**Requirement**
Output every record word for word.

[Record extracts start]

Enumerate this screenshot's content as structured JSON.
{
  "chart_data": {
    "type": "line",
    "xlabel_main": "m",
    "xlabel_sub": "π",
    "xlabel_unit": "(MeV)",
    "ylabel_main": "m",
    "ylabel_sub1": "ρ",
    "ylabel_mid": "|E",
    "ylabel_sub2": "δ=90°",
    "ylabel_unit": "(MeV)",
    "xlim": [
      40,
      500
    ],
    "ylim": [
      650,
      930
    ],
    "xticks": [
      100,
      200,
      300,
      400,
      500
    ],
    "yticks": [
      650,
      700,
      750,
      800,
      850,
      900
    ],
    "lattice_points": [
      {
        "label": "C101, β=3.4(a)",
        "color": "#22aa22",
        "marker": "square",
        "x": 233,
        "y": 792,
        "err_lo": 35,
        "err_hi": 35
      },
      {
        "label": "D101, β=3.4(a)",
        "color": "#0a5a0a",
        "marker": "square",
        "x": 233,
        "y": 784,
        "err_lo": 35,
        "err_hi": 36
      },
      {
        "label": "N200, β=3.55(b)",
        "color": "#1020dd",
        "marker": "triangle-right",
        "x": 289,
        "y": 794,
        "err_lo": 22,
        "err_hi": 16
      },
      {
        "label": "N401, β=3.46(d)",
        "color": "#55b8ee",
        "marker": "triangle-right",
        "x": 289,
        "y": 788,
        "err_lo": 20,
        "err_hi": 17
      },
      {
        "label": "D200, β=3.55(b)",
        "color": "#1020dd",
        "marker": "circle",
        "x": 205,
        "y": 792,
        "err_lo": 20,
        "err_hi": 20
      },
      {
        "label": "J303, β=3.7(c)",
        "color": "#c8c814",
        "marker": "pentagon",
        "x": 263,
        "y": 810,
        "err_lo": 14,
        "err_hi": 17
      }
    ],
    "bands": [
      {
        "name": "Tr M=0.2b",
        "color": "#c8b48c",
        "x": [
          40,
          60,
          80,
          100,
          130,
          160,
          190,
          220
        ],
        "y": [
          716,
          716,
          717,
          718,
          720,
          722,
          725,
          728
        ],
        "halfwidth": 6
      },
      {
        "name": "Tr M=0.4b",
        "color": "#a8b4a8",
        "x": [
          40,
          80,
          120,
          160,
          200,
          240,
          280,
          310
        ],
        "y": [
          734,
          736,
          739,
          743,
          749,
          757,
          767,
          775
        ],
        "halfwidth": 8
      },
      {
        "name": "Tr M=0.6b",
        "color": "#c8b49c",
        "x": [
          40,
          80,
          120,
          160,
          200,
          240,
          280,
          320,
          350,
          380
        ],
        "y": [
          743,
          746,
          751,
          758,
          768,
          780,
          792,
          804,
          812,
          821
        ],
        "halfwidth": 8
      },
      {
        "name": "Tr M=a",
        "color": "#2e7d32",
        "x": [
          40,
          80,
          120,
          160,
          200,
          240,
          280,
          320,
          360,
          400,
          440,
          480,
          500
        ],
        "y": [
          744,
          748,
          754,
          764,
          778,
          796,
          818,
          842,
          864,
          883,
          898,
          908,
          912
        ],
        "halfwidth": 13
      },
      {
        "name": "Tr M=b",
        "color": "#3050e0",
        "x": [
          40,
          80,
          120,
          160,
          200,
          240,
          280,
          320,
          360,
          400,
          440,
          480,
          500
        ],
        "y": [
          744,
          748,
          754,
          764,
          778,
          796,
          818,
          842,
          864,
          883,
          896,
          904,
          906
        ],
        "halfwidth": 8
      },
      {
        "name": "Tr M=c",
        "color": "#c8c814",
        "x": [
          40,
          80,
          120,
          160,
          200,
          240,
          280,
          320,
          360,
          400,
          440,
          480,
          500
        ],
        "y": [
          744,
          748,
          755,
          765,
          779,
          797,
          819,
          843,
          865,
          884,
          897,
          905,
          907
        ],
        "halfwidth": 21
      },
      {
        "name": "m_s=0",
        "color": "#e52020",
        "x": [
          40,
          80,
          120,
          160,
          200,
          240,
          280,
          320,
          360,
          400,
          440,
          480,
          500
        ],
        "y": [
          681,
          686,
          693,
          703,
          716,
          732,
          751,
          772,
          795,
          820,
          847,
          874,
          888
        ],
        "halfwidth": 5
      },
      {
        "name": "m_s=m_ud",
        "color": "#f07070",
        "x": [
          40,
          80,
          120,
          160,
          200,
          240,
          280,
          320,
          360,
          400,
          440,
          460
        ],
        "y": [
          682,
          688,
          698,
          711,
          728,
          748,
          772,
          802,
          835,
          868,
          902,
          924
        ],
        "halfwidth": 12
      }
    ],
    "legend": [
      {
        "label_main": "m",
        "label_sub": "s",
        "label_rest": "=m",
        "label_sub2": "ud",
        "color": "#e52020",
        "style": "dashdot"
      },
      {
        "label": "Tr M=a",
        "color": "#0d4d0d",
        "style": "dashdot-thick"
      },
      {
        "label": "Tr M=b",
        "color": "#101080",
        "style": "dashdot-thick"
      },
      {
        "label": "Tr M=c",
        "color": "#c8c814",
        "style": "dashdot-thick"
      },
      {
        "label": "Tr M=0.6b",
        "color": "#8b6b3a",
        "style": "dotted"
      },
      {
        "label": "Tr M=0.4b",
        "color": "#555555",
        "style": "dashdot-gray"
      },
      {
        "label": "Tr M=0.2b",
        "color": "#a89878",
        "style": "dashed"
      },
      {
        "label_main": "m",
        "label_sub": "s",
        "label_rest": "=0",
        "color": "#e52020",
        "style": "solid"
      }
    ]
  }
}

[Record extracts end]

**Complete output**
Enumerate this screenshot's content as structured JSON.
{
  "chart_data": {
    "type": "line",
    "xlabel_main": "m",
    "xlabel_sub": "π",
    "xlabel_unit": "(MeV)",
    "ylabel_main": "m",
    "ylabel_sub1": "ρ",
    "ylabel_mid": "|E",
    "ylabel_sub2": "δ=90°",
    "ylabel_unit": "(MeV)",
    "xlim": [
      40,
      500
    ],
    "ylim": [
      650,
      930
    ],
    "xticks": [
      100,
      200,
      300,
      400,
      500
    ],
    "yticks": [
      650,
      700,
      750,
      800,
      850,
      900
    ],
    "lattice_points": [
      {
        "label": "C101, β=3.4(a)",
        "color": "#22aa22",
        "marker": "square",
        "x": 233,
        "y": 792,
        "err_lo": 35,
        "err_hi": 35
      },
      {
        "label": "D101, β=3.4(a)",
        "color": "#0a5a0a",
        "marker": "square",
        "x": 233,
        "y": 784,
        "err_lo": 35,
        "err_hi": 36
      },
      {
        "label": "N200, β=3.55(b)",
        "color": "#1020dd",
        "marker": "triangle-right",
        "x": 289,
        "y": 794,
        "err_lo": 22,
        "err_hi": 16
      },
      {
        "label": "N401, β=3.46(d)",
        "color": "#55b8ee",
        "marker": "triangle-right",
        "x": 289,
        "y": 788,
        "err_lo": 20,
        "err_hi": 17
      },
      {
        "label": "D200, β=3.55(b)",
        "color": "#1020dd",
        "marker": "circle",
        "x": 205,
        "y": 792,
        "err_lo": 20,
        "err_hi": 20
      },
      {
        "label": "J303, β=3.7(c)",
        "color": "#c8c814",
        "marker": "pentagon",
        "x": 263,
        "y": 810,
        "err_lo": 14,
        "err_hi": 17
      }
    ],
    "bands": [
      {
        "name": "Tr M=0.2b",
        "color": "#c8b48c",
        "x": [
          40,
          60,
          80,
          100,
          130,
          160,
          190,
          220
        ],
        "y": [
          716,
          716,
          717,
          718,
          720,
          722,
          725,
          728
        ],
        "halfwidth": 6
      },
      {
        "name": "Tr M=0.4b",
        "color": "#a8b4a8",
        "x": [
          40,
          80,
          120,
          160,
          200,
          240,
          280,
          310
        ],
        "y": [
          734,
          736,
          739,
          743,
          749,
          757,
          767,
          775
        ],
        "halfwidth": 8
      },
      {
        "name": "Tr M=0.6b",
        "color": "#c8b49c",
        "x": [
          40,
          80,
          120,
          160,
          200,
          240,
          280,
          320,
          350,
          380
        ],
        "y": [
          743,
          746,
          751,
          758,
          768,
          780,
          792,
          804,
          812,
          821
        ],
        "halfwidth": 8
      },
      {
        "name": "Tr M=a",
        "color": "#2e7d32",
        "x": [
          40,
          80,
          120,
          160,
          200,
          240,
          280,
          320,
          360,
          400,
          440,
          480,
          500
        ],
        "y": [
          744,
          748,
          754,
          764,
          778,
          796,
          818,
          842,
          864,
          883,
          898,
          908,
          912
        ],
        "halfwidth": 13
      },
      {
        "name": "Tr M=b",
        "color": "#3050e0",
        "x": [
          40,
          80,
          120,
          160,
          200,
          240,
          280,
          320,
          360,
          400,
          440,
          480,
          500
        ],
        "y": [
          744,
          748,
          754,
          764,
          778,
          796,
          818,
          842,
          864,
          883,
          896,
          904,
          906
        ],
        "halfwidth": 8
      },
      {
        "name": "Tr M=c",
        "color": "#c8c814",
        "x": [
          40,
          80,
          120,
          160,
          200,
          240,
          280,
          320,
          360,
          400,
          440,
          480,
          500
        ],
        "y": [
          744,
          748,
          755,
          765,
          779,
          797,
          819,
          843,
          865,
          884,
          897,
          905,
          907
        ],
        "halfwidth": 21
      },
      {
        "name": "m_s=0",
        "color": "#e52020",
        "x": [
          40,
          80,
          120,
          160,
          200,
          240,
          280,
          320,
          360,
          400,
          440,
          480,
          500
        ],
        "y": [
          681,
          686,
          693,
          703,
          716,
          732,
          751,
          772,
          795,
          820,
          847,
          874,
          888
        ],
        "halfwidth": 5
      },
      {
        "name": "m_s=m_ud",
        "color": "#f07070",
        "x": [
          40,
          80,
          120,
          160,
          200,
          240,
          280,
          320,
          360,
          400,
          440,
          460
        ],
        "y": [
          682,
          688,
          698,
          711,
          728,
          748,
          772,
          802,
          835,
          868,
          902,
          924
        ],
        "halfwidth": 12
      }
    ],
    "legend": [
      {
        "label_main": "m",
        "label_sub": "s",
        "label_rest": "=m",
        "label_sub2": "ud",
        "color": "#e52020",
        "style": "dashdot"
      },
      {
        "label": "Tr M=a",
        "color": "#0d4d0d",
        "style": "dashdot-thick"
      },
      {
        "label": "Tr M=b",
        "color": "#101080",
        "style": "dashdot-thick"
      },
      {
        "label": "Tr M=c",
        "color": "#c8c814",
        "style": "dashdot-thick"
      },
      {
        "label": "Tr M=0.6b",
        "color": "#8b6b3a",
        "style": "dotted"
      },
      {
        "label": "Tr M=0.4b",
        "color": "#555555",
        "style": "dashdot-gray"
      },
      {
        "label": "Tr M=0.2b",
        "color": "#a89878",
        "style": "dashed"
      },
      {
        "label_main": "m",
        "label_sub": "s",
        "label_rest": "=0",
        "color": "#e52020",
        "style": "solid"
      }
    ]
  }
}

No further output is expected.